§ Data records:
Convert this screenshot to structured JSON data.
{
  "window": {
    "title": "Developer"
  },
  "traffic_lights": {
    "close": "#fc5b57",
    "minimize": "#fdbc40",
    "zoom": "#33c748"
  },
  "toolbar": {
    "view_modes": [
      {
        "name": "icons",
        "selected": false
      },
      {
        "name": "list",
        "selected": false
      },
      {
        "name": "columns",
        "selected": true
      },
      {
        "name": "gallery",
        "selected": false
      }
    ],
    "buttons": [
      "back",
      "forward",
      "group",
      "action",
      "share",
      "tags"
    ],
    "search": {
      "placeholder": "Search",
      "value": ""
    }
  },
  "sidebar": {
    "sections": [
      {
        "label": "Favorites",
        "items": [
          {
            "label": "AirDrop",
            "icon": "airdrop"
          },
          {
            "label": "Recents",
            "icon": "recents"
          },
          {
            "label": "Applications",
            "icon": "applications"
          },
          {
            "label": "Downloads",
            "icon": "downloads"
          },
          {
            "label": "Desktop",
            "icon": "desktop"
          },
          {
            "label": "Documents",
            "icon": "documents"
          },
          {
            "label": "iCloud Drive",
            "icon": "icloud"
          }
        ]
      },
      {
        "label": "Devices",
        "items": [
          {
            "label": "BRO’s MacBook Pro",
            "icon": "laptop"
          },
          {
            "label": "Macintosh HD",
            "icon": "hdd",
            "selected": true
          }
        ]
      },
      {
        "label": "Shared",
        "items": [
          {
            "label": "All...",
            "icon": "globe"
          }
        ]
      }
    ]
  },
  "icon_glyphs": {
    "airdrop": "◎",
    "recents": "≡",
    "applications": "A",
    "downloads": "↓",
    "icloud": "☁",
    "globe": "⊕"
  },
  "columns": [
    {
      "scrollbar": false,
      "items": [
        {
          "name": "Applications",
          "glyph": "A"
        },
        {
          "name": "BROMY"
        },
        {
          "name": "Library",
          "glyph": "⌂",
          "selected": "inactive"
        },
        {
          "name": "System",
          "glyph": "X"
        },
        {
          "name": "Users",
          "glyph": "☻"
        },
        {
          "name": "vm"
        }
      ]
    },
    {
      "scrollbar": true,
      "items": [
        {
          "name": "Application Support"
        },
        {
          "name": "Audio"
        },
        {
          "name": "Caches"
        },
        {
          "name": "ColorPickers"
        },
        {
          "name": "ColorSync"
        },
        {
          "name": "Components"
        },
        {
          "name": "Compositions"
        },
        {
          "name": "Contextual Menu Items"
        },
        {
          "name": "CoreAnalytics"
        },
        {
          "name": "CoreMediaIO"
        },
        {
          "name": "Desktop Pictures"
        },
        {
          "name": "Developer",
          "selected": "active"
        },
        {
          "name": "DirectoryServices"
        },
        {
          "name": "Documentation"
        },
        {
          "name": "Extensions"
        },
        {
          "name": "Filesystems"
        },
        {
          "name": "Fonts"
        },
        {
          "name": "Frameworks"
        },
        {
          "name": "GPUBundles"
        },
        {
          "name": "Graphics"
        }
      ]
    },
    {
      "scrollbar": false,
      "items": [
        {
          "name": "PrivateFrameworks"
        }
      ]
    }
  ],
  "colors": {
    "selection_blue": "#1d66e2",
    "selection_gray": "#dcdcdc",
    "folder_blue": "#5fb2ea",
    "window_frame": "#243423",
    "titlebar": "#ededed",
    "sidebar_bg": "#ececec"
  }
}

§ Given problem:
Nothing may be left out: return each entry exactly as it reads.

§ Output:
Convert this screenshot to structured JSON data.
{
  "window": {
    "title": "Developer"
  },
  "traffic_lights": {
    "close": "#fc5b57",
    "minimize": "#fdbc40",
    "zoom": "#33c748"
  },
  "toolbar": {
    "view_modes": [
      {
        "name": "icons",
        "selected": false
      },
      {
        "name": "list",
        "selected": false
      },
      {
        "name": "columns",
        "selected": true
      },
      {
        "name": "gallery",
        "selected": false
      }
    ],
    "buttons": [
      "back",
      "forward",
      "group",
      "action",
      "share",
      "tags"
    ],
    "search": {
      "placeholder": "Search",
      "value": ""
    }
  },
  "sidebar": {
    "sections": [
      {
        "label": "Favorites",
        "items": [
          {
            "label": "AirDrop",
            "icon": "airdrop"
          },
          {
            "label": "Recents",
            "icon": "recents"
          },
          {
            "label": "Applications",
            "icon": "applications"
          },
          {
            "label": "Downloads",
            "icon": "downloads"
          },
          {
            "label": "Desktop",
            "icon": "desktop"
          },
          {
            "label": "Documents",
            "icon": "documents"
          },
          {
            "label": "iCloud Drive",
            "icon": "icloud"
          }
        ]
      },
      {
        "label": "Devices",
        "items": [
          {
            "label": "BRO’s MacBook Pro",
            "icon": "laptop"
          },
          {
            "label": "Macintosh HD",
            "icon": "hdd",
            "selected": true
          }
        ]
      },
      {
        "label": "Shared",
        "items": [
          {
            "label": "All...",
            "icon": "globe"
          }
        ]
      }
    ]
  },
  "icon_glyphs": {
    "airdrop": "◎",
    "recents": "≡",
    "applications": "A",
    "downloads": "↓",
    "icloud": "☁",
    "globe": "⊕"
  },
  "columns": [
    {
      "scrollbar": false,
      "items": [
        {
          "name": "Applications",
          "glyph": "A"
        },
        {
          "name": "BROMY"
        },
        {
          "name": "Library",
          "glyph": "⌂",
          "selected": "inactive"
        },
        {
          "name": "System",
          "glyph": "X"
        },
        {
          "name": "Users",
          "glyph": "☻"
        },
        {
          "name": "vm"
        }
      ]
    },
    {
      "scrollbar": true,
      "items": [
        {
          "name": "Application Support"
        },
        {
          "name": "Audio"
        },
        {
          "name": "Caches"
        },
        {
          "name": "ColorPickers"
        },
        {
          "name": "ColorSync"
        },
        {
          "name": "Components"
        },
        {
          "name": "Compositions"
        },
        {
          "name": "Contextual Menu Items"
        },
        {
          "name": "CoreAnalytics"
        },
        {
          "name": "CoreMediaIO"
        },
        {
          "name": "Desktop Pictures"
        },
        {
          "name": "Developer",
          "selected": "active"
        },
        {
          "name": "DirectoryServices"
        },
        {
          "name": "Documentation"
        },
        {
          "name": "Extensions"
        },
        {
          "name": "Filesystems"
        },
        {
          "name": "Fonts"
        },
        {
          "name": "Frameworks"
        },
        {
          "name": "GPUBundles"
        },
        {
          "name": "Graphics"
        }
      ]
    },
    {
      "scrollbar": false,
      "items": [
        {
          "name": "PrivateFrameworks"
        }
      ]
    }
  ],
  "colors": {
    "selection_blue": "#1d66e2",
    "selection_gray": "#dcdcdc",
    "folder_blue": "#5fb2ea",
    "window_frame": "#243423",
    "titlebar": "#ededed",
    "sidebar_bg": "#ececec"
  }
}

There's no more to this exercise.